• Set problem: State how many lines contain "title", and write nothing except that count.

• Data records:
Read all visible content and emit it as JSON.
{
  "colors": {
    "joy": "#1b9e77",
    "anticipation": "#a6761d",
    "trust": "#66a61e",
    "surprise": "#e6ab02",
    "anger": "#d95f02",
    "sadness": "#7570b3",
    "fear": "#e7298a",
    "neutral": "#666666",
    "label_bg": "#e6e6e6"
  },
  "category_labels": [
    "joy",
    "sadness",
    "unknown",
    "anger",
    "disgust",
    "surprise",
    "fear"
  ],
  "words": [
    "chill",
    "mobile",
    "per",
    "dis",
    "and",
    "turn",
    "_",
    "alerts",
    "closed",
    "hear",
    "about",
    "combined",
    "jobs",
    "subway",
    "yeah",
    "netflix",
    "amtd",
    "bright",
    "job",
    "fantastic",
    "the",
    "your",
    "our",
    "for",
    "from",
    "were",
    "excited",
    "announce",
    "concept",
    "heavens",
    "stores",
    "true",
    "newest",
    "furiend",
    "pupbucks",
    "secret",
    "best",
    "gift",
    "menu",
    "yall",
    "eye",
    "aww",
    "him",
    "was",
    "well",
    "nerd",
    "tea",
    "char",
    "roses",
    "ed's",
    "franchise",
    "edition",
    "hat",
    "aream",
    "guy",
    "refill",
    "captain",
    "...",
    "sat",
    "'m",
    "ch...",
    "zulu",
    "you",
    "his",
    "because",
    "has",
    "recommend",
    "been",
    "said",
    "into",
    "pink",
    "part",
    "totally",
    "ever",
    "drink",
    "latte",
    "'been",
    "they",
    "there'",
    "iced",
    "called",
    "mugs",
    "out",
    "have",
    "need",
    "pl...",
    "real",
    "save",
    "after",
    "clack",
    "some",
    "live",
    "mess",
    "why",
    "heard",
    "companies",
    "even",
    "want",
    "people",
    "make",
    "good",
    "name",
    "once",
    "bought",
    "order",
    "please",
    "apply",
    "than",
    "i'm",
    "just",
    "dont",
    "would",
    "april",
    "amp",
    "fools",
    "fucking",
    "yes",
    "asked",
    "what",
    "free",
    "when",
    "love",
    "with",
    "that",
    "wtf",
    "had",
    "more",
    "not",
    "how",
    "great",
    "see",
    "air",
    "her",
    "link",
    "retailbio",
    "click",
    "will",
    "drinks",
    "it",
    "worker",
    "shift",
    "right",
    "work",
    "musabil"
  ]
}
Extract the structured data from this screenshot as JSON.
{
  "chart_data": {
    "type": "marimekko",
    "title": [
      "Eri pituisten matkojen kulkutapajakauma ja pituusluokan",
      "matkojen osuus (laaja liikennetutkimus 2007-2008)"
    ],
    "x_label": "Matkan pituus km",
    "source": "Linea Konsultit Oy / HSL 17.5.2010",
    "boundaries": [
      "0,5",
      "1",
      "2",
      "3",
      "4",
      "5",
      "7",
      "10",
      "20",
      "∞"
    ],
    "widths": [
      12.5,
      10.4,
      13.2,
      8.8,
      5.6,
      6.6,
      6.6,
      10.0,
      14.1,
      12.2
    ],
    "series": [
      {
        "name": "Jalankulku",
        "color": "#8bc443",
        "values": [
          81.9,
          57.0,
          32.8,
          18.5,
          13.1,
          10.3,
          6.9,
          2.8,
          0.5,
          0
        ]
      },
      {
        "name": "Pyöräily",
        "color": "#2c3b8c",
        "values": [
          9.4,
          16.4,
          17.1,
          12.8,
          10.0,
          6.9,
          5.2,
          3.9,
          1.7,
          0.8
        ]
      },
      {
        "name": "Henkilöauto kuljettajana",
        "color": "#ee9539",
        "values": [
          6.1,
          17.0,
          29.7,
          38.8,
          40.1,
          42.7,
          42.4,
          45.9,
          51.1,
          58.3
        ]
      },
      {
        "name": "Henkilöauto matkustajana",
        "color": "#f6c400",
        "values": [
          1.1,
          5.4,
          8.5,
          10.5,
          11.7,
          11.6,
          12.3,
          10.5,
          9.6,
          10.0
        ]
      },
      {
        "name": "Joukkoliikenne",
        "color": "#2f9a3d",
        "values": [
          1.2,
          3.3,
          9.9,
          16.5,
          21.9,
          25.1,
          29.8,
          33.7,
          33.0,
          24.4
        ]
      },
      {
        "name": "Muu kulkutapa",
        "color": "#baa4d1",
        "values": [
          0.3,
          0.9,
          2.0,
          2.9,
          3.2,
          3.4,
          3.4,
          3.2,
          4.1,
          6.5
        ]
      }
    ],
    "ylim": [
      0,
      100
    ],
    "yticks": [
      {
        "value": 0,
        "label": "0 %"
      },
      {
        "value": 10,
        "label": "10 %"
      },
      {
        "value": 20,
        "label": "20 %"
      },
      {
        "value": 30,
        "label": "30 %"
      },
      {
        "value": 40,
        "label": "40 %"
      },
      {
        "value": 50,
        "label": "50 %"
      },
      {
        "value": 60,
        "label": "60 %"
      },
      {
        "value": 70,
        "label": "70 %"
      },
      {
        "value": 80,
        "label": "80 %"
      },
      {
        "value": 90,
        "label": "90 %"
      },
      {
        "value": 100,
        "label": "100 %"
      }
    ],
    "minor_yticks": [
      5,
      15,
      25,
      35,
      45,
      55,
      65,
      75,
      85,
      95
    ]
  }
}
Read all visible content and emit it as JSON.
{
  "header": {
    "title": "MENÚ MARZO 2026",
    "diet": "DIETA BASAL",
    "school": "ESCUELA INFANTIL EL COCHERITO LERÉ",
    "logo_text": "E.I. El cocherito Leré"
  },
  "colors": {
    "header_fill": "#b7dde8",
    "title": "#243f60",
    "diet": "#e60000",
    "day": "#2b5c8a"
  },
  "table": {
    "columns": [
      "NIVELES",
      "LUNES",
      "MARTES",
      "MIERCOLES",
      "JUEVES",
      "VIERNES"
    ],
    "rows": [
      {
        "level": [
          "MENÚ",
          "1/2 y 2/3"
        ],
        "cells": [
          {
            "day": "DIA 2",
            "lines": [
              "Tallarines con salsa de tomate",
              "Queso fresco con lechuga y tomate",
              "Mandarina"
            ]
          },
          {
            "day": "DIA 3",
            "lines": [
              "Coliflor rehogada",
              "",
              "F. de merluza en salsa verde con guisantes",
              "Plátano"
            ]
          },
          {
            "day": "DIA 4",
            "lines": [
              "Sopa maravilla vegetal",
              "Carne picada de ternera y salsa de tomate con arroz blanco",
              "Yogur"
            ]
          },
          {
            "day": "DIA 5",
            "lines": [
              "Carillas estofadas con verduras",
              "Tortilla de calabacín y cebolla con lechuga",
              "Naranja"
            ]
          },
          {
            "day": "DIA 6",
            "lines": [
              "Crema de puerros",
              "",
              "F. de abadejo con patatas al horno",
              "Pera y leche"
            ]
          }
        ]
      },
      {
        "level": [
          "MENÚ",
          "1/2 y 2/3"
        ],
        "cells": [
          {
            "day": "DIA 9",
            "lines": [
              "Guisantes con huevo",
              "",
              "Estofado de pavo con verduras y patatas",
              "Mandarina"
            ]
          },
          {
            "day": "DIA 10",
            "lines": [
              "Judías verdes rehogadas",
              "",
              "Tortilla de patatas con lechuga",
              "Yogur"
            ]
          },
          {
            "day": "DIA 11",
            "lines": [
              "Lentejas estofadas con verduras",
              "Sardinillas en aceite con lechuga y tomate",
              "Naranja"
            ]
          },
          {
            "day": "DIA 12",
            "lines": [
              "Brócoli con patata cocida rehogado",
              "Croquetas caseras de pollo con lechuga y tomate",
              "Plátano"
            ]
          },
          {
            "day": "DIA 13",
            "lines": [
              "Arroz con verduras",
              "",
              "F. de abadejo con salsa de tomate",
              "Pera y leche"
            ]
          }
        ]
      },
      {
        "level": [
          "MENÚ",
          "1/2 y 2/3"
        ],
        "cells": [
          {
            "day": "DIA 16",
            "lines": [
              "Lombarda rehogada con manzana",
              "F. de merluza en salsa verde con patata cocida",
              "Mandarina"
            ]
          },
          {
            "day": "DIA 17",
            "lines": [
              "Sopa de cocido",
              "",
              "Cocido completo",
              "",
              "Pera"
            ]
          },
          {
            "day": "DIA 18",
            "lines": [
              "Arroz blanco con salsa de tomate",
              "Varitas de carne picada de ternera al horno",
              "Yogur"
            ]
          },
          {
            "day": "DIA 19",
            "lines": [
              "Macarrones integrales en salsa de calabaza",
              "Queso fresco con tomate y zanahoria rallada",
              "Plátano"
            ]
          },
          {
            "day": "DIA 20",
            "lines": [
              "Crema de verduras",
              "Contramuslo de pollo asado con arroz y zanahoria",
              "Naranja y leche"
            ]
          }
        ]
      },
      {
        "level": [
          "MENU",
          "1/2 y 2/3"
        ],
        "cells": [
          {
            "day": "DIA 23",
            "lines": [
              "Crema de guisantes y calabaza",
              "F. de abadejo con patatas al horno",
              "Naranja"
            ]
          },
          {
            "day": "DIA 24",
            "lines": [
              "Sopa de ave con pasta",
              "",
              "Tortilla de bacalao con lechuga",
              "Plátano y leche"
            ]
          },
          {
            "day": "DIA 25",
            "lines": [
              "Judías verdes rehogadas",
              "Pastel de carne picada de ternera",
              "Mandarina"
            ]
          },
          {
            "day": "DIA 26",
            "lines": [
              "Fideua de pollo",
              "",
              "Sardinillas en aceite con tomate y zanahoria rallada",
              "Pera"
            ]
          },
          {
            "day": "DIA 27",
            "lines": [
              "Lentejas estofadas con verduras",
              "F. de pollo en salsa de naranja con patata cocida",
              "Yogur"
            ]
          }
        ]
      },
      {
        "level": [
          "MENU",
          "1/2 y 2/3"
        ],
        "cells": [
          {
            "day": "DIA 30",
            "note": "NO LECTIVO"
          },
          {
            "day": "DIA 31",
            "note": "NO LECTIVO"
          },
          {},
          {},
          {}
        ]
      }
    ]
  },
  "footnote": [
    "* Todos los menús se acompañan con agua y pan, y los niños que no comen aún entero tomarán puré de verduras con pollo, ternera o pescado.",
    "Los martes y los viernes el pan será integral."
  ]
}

• Task result: 3